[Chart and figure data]
^^^^^^^^^^^^^^^^

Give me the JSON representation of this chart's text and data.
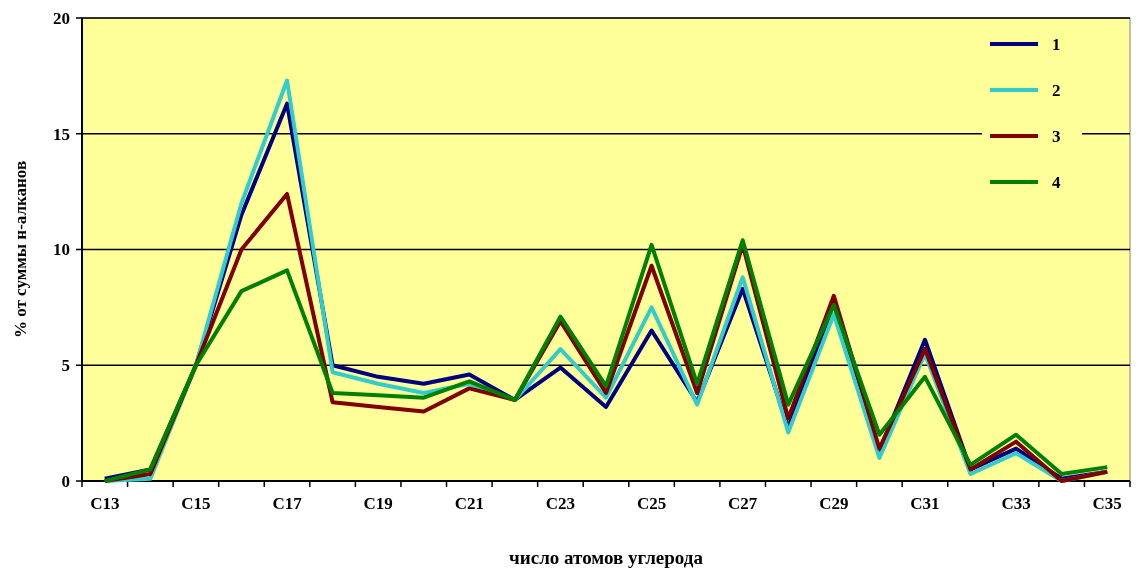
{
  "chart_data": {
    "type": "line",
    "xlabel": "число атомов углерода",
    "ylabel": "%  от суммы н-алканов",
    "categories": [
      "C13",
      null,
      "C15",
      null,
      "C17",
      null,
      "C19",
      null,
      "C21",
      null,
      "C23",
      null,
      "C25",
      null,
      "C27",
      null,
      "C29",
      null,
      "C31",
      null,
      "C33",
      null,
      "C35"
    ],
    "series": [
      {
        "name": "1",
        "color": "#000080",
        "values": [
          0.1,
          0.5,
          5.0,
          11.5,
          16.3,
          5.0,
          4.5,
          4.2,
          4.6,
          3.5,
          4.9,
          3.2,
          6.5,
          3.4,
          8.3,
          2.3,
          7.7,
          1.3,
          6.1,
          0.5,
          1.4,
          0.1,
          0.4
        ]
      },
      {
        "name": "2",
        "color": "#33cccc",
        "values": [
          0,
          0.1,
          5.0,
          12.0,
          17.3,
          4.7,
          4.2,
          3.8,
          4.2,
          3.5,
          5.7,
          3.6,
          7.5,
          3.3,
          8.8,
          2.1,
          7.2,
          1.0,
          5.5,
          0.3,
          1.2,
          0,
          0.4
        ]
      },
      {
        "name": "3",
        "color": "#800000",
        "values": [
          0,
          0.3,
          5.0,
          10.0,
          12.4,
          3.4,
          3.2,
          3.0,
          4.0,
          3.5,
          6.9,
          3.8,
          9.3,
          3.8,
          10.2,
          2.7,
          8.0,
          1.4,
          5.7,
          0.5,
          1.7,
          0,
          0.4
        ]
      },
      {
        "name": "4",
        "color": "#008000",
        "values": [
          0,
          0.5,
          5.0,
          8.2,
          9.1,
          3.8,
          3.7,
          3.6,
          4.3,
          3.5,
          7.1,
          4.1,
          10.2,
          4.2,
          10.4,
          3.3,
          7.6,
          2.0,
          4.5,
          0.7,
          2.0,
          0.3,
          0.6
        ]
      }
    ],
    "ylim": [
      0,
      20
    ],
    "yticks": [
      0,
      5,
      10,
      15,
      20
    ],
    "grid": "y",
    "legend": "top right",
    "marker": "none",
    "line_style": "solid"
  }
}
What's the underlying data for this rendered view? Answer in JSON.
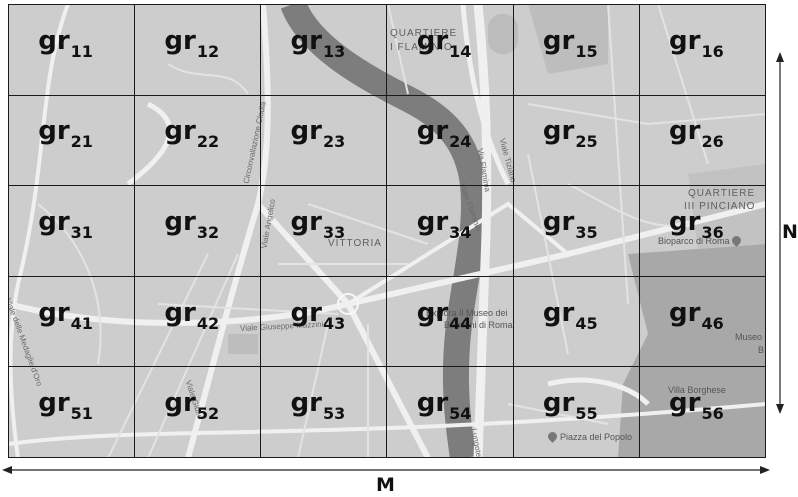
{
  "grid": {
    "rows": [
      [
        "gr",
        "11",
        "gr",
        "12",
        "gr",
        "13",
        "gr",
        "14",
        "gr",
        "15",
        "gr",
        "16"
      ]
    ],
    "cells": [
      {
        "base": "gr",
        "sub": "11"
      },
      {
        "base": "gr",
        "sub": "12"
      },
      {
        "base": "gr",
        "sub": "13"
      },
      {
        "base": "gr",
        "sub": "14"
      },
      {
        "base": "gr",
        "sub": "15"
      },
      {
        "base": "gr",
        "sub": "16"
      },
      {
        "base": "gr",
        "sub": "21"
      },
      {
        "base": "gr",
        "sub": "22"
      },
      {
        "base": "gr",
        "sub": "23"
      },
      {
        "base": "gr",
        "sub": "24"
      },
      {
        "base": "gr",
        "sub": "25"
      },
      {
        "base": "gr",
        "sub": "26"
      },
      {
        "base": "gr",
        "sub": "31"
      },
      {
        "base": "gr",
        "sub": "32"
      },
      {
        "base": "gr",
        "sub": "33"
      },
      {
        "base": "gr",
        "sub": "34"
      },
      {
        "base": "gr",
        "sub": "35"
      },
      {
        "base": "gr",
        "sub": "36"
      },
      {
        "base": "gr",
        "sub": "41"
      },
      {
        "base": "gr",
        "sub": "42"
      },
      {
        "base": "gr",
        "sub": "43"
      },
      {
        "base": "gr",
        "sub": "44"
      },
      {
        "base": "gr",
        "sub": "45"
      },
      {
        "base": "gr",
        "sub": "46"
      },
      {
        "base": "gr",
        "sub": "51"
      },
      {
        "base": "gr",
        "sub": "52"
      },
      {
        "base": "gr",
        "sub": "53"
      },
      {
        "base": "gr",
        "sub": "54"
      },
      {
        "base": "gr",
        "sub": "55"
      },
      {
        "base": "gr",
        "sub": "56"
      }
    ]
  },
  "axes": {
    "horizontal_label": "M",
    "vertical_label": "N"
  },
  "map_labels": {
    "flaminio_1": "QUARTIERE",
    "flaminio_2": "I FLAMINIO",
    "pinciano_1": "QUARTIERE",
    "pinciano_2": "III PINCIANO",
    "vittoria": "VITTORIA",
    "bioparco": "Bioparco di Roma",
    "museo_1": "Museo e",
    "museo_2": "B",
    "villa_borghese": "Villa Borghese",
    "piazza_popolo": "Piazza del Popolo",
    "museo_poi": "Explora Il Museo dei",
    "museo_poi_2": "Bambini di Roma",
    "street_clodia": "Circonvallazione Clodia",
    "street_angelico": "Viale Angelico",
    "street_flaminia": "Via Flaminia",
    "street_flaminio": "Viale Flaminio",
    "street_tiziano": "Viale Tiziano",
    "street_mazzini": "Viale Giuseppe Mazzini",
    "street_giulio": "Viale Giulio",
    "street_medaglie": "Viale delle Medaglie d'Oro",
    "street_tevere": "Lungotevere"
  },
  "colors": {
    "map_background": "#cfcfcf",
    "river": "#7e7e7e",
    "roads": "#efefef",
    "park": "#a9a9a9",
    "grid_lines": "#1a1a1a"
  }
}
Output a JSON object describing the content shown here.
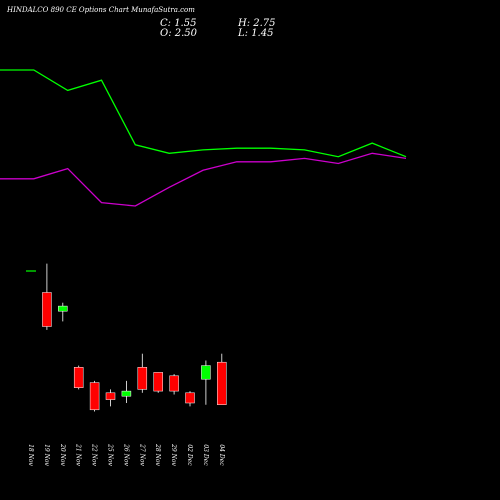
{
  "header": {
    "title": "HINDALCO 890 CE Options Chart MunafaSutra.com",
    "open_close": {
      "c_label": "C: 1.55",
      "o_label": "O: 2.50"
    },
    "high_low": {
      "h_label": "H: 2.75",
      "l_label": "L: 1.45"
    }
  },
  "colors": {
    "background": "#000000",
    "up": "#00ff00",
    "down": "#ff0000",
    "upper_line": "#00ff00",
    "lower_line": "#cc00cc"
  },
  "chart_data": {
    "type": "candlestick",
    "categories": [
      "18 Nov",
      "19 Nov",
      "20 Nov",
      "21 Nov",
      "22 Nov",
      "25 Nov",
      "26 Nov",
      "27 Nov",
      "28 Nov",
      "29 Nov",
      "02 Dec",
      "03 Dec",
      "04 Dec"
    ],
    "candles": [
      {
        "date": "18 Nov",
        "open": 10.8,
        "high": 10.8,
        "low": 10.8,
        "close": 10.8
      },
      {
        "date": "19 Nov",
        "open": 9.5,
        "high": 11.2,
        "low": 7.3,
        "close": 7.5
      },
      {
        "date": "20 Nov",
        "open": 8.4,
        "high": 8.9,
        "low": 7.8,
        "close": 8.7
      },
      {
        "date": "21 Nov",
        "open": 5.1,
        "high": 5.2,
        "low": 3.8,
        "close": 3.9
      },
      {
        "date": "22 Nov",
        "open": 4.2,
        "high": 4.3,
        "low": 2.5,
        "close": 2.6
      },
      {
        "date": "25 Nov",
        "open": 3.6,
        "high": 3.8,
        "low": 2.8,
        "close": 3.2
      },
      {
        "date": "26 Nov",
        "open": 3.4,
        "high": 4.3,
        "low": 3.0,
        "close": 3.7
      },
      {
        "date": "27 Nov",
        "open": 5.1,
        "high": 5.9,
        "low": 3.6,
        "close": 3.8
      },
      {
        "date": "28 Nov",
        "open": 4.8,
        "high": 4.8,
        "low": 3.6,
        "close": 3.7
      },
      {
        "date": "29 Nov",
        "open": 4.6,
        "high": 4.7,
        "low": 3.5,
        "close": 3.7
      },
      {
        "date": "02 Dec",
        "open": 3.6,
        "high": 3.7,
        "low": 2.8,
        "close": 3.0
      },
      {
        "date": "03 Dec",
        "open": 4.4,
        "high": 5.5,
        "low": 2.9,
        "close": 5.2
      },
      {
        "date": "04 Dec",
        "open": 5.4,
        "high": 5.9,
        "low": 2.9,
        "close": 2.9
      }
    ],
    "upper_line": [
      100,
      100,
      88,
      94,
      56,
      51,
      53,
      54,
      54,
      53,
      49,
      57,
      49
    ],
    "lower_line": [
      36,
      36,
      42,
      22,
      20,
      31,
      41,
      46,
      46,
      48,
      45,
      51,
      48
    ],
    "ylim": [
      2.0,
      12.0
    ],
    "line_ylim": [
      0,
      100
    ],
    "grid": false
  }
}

^^^^^^^^^^^^^^^^

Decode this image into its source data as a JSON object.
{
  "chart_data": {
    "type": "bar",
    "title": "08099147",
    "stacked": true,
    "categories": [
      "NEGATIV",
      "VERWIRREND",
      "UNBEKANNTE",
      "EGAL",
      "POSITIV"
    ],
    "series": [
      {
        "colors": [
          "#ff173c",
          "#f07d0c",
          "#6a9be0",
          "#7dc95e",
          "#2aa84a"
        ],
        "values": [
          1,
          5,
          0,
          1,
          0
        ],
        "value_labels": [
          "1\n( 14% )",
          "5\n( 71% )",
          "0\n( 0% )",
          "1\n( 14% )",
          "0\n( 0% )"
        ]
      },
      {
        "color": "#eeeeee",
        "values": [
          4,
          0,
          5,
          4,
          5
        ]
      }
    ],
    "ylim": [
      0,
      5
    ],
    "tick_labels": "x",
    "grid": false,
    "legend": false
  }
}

^^^^^^^^^^^^^^^^

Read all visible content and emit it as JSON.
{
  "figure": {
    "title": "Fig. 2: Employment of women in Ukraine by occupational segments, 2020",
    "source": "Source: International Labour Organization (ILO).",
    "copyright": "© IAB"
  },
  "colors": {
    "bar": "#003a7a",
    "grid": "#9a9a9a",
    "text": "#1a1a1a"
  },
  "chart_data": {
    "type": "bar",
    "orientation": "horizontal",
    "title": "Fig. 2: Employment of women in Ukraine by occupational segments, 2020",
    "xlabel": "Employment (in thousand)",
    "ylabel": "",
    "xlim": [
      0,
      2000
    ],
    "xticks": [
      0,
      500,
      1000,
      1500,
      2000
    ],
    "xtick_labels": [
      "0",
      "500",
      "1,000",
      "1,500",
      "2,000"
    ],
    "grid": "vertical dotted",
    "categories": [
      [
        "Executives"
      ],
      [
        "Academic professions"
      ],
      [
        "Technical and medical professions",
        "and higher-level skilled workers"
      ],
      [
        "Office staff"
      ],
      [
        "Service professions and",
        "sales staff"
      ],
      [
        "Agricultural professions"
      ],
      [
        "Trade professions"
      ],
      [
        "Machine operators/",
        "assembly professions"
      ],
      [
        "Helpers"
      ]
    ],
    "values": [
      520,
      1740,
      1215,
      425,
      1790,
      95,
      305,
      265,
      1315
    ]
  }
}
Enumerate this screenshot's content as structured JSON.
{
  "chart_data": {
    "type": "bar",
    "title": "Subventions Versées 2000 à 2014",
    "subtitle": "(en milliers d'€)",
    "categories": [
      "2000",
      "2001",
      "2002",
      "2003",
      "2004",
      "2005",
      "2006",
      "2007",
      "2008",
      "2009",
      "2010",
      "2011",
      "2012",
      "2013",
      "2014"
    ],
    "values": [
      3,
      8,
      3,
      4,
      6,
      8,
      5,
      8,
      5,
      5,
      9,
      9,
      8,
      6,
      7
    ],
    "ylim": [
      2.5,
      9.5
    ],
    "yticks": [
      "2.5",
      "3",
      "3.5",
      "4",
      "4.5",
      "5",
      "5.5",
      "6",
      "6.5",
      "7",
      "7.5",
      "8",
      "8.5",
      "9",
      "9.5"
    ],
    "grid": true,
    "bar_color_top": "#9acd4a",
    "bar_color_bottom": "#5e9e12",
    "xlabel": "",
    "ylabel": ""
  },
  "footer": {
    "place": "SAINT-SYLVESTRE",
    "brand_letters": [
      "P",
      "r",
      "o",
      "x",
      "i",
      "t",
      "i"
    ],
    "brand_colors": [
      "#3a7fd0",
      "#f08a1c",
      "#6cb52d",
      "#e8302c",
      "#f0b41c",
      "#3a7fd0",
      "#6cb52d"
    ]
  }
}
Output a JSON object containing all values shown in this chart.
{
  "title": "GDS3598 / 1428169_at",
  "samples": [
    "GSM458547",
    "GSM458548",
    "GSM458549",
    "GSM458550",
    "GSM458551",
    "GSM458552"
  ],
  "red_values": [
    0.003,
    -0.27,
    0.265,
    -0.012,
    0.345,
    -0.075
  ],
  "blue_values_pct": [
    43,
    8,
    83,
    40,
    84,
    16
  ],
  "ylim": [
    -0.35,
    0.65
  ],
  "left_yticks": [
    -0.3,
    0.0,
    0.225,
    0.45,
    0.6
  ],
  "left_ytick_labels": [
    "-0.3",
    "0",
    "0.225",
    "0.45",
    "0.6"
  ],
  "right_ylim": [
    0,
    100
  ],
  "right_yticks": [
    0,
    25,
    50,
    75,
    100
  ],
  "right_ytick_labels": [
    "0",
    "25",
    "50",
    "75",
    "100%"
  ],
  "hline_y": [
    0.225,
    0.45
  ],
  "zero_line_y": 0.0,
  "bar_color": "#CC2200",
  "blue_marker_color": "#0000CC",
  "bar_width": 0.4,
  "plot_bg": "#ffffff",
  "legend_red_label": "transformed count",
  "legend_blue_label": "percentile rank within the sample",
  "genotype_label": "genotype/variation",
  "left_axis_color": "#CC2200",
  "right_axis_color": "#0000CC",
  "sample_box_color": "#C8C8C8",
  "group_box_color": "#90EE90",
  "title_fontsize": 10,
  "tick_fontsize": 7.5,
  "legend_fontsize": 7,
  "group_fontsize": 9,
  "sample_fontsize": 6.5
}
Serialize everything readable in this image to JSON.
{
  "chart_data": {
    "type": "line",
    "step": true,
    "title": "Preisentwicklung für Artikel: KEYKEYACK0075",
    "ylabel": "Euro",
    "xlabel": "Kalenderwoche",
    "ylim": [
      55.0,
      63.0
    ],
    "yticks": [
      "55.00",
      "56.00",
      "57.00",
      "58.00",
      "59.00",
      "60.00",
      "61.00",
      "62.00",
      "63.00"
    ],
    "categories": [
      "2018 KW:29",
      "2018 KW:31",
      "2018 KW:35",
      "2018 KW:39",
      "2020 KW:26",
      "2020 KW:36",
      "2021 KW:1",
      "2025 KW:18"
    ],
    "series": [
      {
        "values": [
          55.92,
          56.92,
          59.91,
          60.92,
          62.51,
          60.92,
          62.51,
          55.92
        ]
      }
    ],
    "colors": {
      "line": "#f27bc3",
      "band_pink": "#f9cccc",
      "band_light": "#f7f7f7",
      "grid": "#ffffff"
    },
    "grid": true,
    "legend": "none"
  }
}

^^^^^^^^^^^^^^^^

§ **Task description**:
What is the number of lines that hold the string "this"? Give it alone.

§ **The answer**:
6